EXERCISE »
From the entries that follow, pick out all lines holding "descomptes".

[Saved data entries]
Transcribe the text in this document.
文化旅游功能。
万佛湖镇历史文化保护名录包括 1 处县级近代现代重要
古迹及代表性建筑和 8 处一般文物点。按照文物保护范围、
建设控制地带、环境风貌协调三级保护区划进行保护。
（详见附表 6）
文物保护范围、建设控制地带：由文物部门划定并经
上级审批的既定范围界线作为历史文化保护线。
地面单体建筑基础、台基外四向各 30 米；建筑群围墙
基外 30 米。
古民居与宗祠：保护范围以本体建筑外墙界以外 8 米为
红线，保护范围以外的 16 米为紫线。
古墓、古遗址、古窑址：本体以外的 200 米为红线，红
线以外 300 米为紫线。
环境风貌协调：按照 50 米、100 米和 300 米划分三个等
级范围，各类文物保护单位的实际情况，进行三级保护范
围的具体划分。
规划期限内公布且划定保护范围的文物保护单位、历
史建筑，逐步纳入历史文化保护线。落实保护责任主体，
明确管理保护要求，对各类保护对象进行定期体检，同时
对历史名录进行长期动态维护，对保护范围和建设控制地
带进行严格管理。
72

==

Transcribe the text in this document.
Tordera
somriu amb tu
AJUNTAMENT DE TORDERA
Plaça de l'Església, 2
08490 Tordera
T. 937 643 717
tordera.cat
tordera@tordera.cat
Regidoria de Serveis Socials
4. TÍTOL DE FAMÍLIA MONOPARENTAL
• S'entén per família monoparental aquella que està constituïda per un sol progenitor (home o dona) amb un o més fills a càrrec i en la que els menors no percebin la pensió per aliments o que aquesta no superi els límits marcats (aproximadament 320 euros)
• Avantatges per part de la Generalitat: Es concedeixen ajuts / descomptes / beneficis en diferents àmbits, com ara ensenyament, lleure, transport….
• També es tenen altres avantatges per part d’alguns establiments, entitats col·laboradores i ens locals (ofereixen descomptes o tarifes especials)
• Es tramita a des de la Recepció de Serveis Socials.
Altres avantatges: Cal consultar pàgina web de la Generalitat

...

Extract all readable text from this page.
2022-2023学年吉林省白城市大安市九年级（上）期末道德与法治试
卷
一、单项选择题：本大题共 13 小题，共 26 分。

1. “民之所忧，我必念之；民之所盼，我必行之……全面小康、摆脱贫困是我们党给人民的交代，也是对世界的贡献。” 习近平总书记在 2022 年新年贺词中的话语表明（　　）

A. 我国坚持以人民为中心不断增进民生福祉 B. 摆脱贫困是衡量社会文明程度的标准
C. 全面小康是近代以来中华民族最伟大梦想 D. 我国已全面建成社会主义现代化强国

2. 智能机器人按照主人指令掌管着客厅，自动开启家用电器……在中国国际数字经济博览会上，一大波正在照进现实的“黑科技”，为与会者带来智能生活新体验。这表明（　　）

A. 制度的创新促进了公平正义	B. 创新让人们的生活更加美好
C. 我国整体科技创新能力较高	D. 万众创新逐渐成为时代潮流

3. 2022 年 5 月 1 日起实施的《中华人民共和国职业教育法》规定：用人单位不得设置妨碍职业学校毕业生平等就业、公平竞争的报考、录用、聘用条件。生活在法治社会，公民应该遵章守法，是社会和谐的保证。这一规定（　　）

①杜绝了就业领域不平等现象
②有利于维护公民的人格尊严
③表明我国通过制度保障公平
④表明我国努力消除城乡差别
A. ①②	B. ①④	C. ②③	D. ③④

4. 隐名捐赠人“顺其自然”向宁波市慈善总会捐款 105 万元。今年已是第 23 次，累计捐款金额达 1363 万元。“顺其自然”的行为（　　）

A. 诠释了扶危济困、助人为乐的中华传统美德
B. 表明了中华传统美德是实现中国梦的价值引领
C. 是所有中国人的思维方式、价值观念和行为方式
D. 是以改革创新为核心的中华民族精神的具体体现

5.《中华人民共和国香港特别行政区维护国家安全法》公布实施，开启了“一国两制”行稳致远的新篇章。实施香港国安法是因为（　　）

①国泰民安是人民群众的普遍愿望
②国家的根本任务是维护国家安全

TASK RESULT »
• Avantatges per part de la Generalitat: Es concedeixen ajuts / descomptes / beneficis en diferents àmbits, com ara ensenyament, lleure, transport….
• També es tenen altres avantatges per part d’alguns establiments, entitats col·laboradores i ens locals (ofereixen descomptes o tarifes especials)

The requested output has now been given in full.